§ READING TEXT:
((

PRISM-Bench

This repository contains the code and data for PRISM-Bench, a benchmark designed to evaluate multimodal large language models (MLLMs) on reasoning with complex visual puzzles.

🎉 Update (March 2026): PRISM-Bench Data Fully Rereleased! > Following a rigorous manual review and multiple rounds of auditing, we have resolved the previous data pipeline and CoT hallucination issues. The entire benchmark has been updated and is now fully available. We deeply appreciate the community's feedback, which has been instrumental in making PRISM-Bench more robust.

For full transparency regarding our recent data quality improvements and bug fixes, please see our Detailed Release Notes & Incident Archive.

🚀 Features

Diverse Visual Reasoning Tasks: puzzles, graph-based reasoning, pattern recognition, algorithmic reasoning, etc.
Chain-of-Thought (CoT) Annotations: ground-truth reasoning steps for each problem.

))

§ RECORDS SHOWN:

((

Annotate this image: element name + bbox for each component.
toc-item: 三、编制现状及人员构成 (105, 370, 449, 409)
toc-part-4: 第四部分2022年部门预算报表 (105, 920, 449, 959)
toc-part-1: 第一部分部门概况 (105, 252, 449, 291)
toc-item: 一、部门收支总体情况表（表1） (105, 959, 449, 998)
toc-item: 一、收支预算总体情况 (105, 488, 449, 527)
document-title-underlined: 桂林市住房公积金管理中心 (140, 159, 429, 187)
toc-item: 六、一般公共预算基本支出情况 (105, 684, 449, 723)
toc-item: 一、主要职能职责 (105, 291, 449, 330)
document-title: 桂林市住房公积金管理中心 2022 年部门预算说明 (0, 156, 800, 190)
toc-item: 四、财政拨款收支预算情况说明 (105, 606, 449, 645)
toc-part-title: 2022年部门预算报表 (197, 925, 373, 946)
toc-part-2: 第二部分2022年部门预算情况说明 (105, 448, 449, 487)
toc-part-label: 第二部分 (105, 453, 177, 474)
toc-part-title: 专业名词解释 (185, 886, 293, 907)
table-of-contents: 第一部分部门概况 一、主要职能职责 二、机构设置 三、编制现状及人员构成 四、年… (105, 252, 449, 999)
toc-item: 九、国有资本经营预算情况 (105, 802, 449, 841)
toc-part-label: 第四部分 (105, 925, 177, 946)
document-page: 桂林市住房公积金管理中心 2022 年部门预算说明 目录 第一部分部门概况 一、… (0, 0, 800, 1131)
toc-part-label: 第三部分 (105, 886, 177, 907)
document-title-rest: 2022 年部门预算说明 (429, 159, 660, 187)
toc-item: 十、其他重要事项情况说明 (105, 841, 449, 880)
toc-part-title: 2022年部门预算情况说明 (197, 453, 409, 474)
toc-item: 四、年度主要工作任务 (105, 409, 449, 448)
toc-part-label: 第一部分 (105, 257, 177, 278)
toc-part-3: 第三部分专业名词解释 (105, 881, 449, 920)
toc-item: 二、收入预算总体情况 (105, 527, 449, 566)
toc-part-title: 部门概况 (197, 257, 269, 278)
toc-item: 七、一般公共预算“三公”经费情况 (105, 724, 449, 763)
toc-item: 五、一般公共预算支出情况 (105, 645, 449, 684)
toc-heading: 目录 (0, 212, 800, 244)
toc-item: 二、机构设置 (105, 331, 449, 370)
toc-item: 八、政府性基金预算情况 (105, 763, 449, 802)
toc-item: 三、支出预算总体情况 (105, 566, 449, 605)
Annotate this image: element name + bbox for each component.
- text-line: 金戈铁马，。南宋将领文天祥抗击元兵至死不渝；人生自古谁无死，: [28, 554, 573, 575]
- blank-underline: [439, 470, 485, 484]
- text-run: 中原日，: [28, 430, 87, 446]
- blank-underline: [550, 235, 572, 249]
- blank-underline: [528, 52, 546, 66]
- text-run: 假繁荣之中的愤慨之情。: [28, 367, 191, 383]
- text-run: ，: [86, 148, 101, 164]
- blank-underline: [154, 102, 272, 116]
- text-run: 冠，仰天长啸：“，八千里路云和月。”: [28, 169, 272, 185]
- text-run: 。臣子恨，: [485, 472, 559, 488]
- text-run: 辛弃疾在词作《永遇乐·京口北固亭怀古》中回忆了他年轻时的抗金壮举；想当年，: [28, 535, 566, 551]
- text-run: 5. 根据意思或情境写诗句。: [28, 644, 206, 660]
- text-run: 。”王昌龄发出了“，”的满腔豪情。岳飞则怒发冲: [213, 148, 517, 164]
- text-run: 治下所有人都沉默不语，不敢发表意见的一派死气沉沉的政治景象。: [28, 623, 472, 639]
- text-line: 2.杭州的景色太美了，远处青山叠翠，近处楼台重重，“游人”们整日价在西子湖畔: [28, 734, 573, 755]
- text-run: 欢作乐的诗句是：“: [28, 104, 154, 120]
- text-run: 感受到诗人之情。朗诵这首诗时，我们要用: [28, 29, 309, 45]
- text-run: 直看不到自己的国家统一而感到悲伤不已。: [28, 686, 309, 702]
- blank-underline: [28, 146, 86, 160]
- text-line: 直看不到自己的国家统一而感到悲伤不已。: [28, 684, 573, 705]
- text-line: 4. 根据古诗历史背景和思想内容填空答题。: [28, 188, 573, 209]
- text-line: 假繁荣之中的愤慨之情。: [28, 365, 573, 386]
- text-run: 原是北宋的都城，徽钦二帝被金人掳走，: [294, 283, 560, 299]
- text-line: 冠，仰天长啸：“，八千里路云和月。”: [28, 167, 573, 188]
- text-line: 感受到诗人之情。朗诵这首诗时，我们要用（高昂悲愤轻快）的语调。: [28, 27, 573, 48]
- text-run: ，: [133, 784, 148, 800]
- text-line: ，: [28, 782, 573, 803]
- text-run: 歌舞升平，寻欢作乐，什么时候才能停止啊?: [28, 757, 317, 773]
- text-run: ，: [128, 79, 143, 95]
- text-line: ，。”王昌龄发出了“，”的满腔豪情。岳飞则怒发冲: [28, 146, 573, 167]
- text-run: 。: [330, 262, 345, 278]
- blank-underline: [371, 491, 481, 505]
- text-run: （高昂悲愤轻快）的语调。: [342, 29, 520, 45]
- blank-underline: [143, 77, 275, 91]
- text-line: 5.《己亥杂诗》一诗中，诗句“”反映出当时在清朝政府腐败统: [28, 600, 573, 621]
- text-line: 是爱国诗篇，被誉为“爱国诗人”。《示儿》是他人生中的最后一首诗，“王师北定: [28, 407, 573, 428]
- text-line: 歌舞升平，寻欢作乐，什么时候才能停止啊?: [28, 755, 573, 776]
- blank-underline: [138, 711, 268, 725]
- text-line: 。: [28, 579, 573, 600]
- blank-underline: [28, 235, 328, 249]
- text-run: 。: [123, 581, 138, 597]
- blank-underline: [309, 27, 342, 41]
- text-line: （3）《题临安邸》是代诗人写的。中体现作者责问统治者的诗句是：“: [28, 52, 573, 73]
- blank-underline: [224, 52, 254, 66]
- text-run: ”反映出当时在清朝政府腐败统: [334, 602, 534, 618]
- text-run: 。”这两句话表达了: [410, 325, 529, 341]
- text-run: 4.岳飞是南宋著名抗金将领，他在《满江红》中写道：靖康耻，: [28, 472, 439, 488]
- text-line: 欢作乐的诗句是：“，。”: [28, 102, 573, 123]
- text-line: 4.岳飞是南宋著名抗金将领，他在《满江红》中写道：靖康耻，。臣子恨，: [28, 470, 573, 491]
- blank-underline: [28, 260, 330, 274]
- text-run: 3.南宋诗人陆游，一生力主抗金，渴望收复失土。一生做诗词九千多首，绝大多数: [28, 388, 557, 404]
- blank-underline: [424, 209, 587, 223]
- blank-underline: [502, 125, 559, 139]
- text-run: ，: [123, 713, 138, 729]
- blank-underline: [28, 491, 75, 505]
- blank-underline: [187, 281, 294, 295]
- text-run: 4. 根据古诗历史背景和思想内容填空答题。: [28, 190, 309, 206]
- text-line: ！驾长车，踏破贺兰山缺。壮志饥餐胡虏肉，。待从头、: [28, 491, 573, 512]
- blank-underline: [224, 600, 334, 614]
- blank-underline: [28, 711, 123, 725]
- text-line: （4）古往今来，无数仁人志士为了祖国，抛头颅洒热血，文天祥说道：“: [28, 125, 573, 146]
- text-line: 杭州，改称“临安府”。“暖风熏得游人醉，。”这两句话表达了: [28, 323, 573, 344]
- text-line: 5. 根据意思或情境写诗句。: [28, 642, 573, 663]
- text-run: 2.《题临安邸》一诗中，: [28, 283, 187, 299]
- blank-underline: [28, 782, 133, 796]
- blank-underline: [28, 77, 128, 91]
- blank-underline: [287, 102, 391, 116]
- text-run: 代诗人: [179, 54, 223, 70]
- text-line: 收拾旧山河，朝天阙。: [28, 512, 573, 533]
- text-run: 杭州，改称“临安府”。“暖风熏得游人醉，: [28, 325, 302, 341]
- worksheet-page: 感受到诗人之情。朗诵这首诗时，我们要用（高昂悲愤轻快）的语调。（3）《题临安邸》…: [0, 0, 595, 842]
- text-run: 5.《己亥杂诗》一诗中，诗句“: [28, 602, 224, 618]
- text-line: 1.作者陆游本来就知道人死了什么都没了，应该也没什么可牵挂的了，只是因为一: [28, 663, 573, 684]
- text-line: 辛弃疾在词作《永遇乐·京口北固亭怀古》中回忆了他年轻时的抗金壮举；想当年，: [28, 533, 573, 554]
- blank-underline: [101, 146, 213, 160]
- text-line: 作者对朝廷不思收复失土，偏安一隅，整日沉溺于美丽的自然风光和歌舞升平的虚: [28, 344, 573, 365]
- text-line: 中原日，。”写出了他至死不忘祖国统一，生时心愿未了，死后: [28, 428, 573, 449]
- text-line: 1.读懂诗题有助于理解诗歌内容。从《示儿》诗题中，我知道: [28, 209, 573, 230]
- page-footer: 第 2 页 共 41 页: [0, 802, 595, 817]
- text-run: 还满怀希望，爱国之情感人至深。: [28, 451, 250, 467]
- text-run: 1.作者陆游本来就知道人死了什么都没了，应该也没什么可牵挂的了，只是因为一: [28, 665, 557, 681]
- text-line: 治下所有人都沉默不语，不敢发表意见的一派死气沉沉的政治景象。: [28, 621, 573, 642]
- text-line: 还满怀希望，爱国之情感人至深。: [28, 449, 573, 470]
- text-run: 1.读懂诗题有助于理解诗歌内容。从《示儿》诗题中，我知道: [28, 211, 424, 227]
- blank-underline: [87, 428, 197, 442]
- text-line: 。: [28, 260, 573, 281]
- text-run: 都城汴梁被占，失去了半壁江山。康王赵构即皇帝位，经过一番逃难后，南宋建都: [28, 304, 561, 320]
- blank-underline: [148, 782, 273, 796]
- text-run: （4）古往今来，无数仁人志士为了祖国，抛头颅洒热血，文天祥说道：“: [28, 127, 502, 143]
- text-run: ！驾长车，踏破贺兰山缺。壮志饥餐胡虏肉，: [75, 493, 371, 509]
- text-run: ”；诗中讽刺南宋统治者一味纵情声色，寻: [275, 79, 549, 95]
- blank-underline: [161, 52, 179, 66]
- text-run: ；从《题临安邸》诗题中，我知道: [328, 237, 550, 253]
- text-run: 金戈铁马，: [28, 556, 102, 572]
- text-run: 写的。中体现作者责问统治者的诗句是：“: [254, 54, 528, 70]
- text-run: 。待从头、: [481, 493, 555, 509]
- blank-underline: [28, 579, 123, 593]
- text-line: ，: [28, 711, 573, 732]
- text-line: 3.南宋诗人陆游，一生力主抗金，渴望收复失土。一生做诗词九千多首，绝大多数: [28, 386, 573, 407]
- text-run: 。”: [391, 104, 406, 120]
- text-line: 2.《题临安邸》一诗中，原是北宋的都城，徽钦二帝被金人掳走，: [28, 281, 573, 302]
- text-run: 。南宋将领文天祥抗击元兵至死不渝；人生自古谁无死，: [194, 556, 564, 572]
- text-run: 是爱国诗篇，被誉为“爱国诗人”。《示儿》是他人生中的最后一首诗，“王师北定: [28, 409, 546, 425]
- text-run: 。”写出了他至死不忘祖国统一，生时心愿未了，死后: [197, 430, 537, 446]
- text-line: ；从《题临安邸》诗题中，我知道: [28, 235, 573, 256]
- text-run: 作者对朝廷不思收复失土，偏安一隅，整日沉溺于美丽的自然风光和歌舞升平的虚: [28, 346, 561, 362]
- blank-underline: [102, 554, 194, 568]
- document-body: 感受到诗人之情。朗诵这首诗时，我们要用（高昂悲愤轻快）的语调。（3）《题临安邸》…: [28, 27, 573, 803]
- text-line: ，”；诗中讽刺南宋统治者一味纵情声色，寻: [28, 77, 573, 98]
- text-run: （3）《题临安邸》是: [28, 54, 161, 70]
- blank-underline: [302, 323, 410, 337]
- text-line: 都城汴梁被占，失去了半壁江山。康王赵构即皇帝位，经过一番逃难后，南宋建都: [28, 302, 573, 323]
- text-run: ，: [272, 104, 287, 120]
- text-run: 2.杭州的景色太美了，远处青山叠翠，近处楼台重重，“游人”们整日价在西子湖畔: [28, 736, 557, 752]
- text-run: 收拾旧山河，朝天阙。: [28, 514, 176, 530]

))

Reproduce, word for word, the part of the PRISM-Bench text above that opens with the words containing "This repository contains" and closes with "Notes & Incident Archive.".

§ FULL RESPONSE:
This repository contains the code and data for PRISM-Bench, a benchmark designed to evaluate multimodal large language models (MLLMs) on reasoning with complex visual puzzles.

🎉 Update (March 2026): PRISM-Bench Data Fully Rereleased! > Following a rigorous manual review and multiple rounds of auditing, we have resolved the previous data pipeline and CoT hallucination issues. The entire benchmark has been updated and is now fully available. We deeply appreciate the community's feedback, which has been instrumental in making PRISM-Bench more robust.

For full transparency regarding our recent data quality improvements and bug fixes, please see our Detailed Release Notes & Incident Archive.